# start of Listed records
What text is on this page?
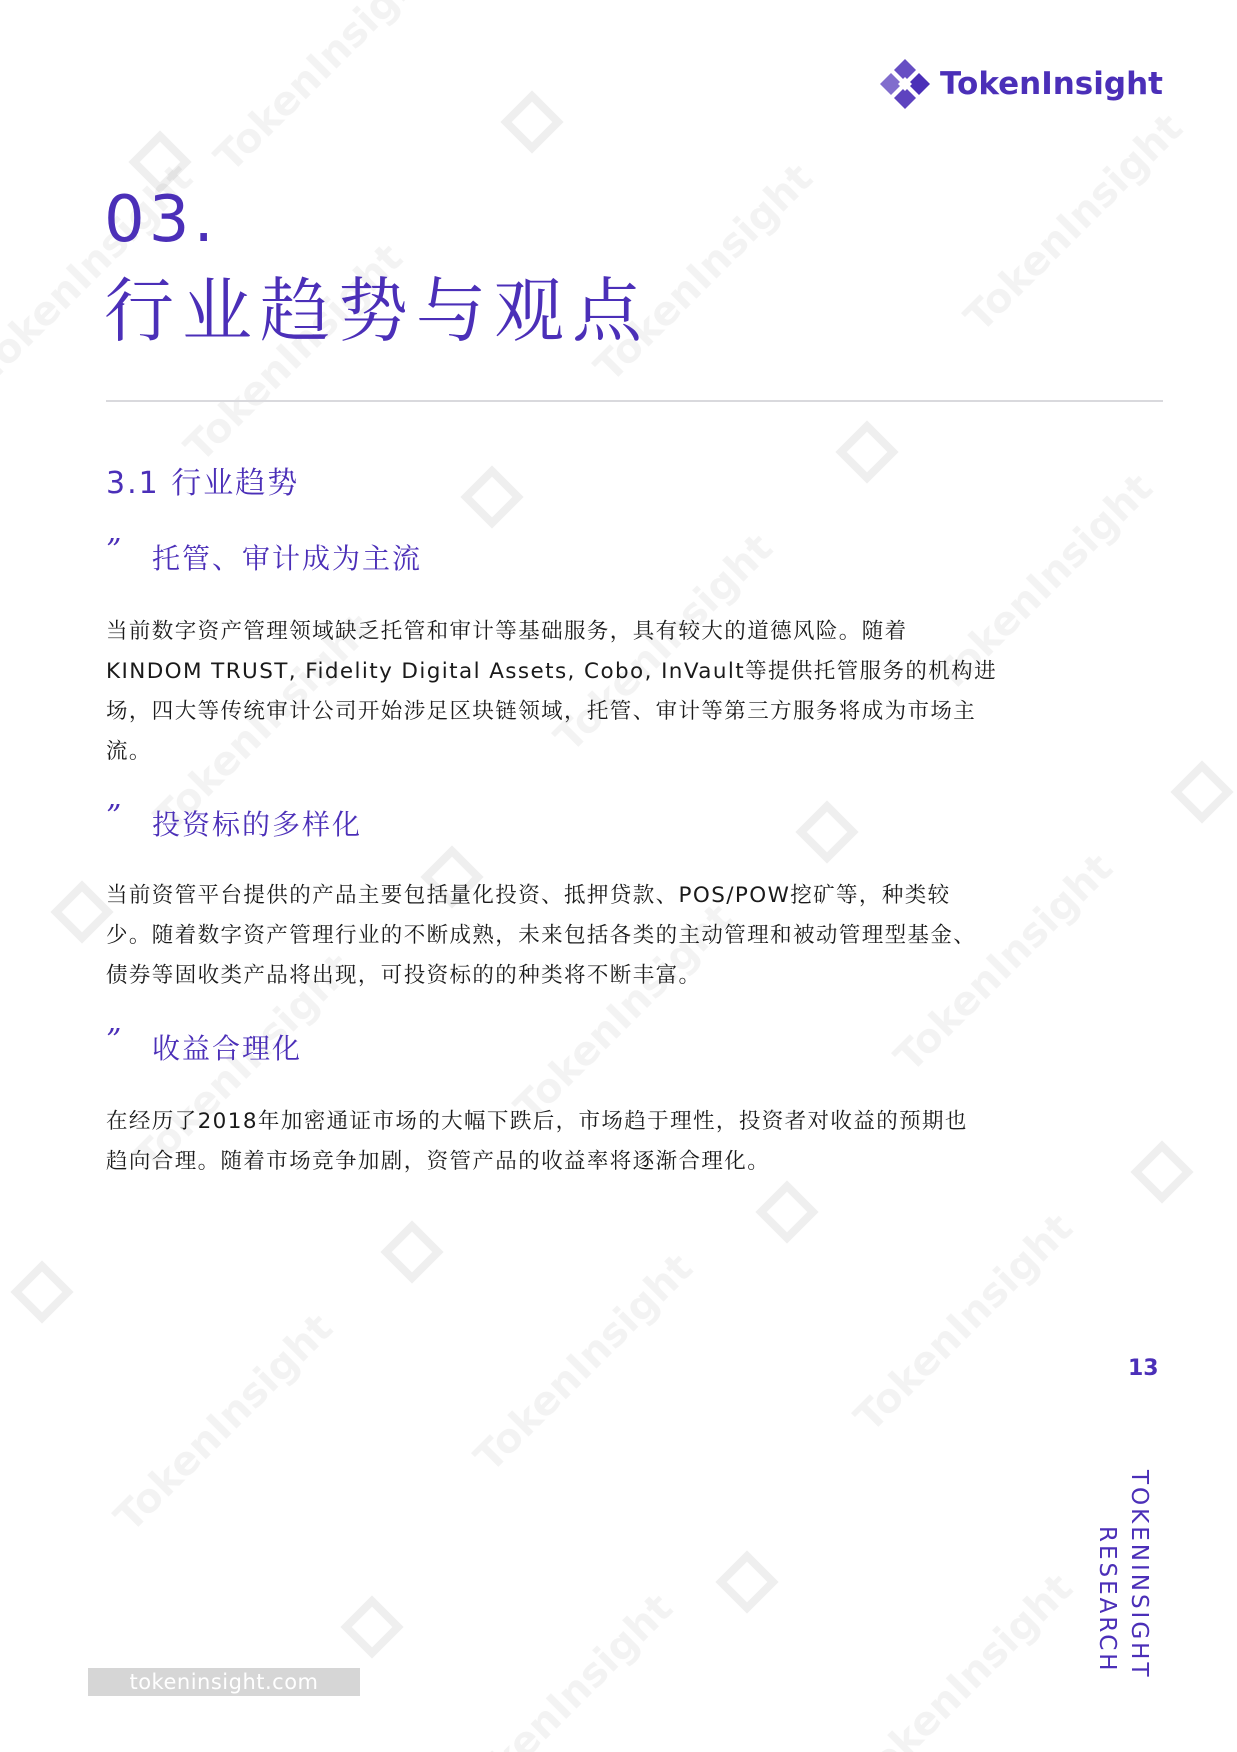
TokenInsight
03.
行业趋势与观点
3.1 行业趋势
”	托管、审计成为主流
当前数字资产管理领域缺乏托管和审计等基础服务，具有较大的道德风险。随着
KINDOM TRUST, Fidelity Digital Assets, Cobo, InVault等提供托管服务的机构进
场，四大等传统审计公司开始涉足区块链领域，托管、审计等第三方服务将成为市场主
流。
”	投资标的多样化
当前资管平台提供的产品主要包括量化投资、抵押贷款、POS/POW挖矿等，种类较
少。随着数字资产管理行业的不断成熟，未来包括各类的主动管理和被动管理型基金、
债券等固收类产品将出现，可投资标的的种类将不断丰富。
”	收益合理化
在经历了2018年加密通证市场的大幅下跌后，市场趋于理性，投资者对收益的预期也
趋向合理。随着市场竞争加剧，资管产品的收益率将逐渐合理化。
13
TOKENINSIGHT
RESEARCH
tokeninsight.com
# end of Listed records
**Problem statement**
Take the listing above and restate it word for word, without its pictures.

**Solution to this exercise**
What text is on this page?
TokenInsight
03.
行业趋势与观点
3.1 行业趋势
”	托管、审计成为主流
当前数字资产管理领域缺乏托管和审计等基础服务，具有较大的道德风险。随着
KINDOM TRUST, Fidelity Digital Assets, Cobo, InVault等提供托管服务的机构进
场，四大等传统审计公司开始涉足区块链领域，托管、审计等第三方服务将成为市场主
流。
”	投资标的多样化
当前资管平台提供的产品主要包括量化投资、抵押贷款、POS/POW挖矿等，种类较
少。随着数字资产管理行业的不断成熟，未来包括各类的主动管理和被动管理型基金、
债券等固收类产品将出现，可投资标的的种类将不断丰富。
”	收益合理化
在经历了2018年加密通证市场的大幅下跌后，市场趋于理性，投资者对收益的预期也
趋向合理。随着市场竞争加剧，资管产品的收益率将逐渐合理化。
13
TOKENINSIGHT
RESEARCH
tokeninsight.com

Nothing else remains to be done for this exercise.